# Exercise brief
In the data, extract each line that holds the string "Informações".

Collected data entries
━━━━━━━━
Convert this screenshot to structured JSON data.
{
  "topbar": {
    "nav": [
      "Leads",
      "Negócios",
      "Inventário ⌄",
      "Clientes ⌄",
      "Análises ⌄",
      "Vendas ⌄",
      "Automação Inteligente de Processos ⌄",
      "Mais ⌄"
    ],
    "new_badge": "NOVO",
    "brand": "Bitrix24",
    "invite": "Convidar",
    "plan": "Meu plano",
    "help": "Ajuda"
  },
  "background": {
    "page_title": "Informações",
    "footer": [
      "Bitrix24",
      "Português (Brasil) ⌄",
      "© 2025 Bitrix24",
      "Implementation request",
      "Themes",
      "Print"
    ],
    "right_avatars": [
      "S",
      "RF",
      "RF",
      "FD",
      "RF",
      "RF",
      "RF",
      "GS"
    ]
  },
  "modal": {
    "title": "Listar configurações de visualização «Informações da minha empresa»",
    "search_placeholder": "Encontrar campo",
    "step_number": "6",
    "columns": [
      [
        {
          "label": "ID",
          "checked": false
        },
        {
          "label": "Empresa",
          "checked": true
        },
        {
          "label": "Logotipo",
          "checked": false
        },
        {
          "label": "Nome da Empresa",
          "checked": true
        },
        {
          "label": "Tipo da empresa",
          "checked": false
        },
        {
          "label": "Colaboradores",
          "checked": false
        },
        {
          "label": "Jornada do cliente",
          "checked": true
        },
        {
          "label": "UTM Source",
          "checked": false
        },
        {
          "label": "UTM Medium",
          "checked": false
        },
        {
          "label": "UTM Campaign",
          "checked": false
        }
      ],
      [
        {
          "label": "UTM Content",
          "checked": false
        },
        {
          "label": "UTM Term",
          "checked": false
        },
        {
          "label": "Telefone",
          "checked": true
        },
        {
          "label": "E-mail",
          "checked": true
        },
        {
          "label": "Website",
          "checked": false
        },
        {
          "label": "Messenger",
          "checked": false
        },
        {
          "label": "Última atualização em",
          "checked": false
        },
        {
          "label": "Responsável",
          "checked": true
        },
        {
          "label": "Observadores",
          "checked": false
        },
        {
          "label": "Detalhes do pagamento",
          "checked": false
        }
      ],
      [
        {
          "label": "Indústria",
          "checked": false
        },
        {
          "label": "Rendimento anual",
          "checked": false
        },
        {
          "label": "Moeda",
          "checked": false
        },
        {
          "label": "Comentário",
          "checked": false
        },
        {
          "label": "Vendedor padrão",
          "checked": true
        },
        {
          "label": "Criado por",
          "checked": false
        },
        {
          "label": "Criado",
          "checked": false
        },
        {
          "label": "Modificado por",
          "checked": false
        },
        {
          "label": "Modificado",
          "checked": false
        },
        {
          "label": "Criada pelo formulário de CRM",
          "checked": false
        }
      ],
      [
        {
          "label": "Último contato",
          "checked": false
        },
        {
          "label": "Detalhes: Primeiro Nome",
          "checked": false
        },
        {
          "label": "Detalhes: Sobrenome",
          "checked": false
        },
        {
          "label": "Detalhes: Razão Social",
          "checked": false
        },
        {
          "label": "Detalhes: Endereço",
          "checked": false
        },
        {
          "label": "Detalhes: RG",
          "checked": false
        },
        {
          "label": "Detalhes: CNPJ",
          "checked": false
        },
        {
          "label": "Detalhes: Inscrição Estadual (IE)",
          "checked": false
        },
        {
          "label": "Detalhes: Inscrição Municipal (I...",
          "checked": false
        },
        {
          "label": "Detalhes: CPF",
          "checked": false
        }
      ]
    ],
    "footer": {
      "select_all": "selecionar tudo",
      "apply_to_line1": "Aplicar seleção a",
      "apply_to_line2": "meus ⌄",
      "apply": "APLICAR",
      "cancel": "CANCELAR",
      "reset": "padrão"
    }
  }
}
━━━━━━━━
# Task result
    "page_title": "Informações",
    "title": "Listar configurações de visualização «Informações da minha empresa»",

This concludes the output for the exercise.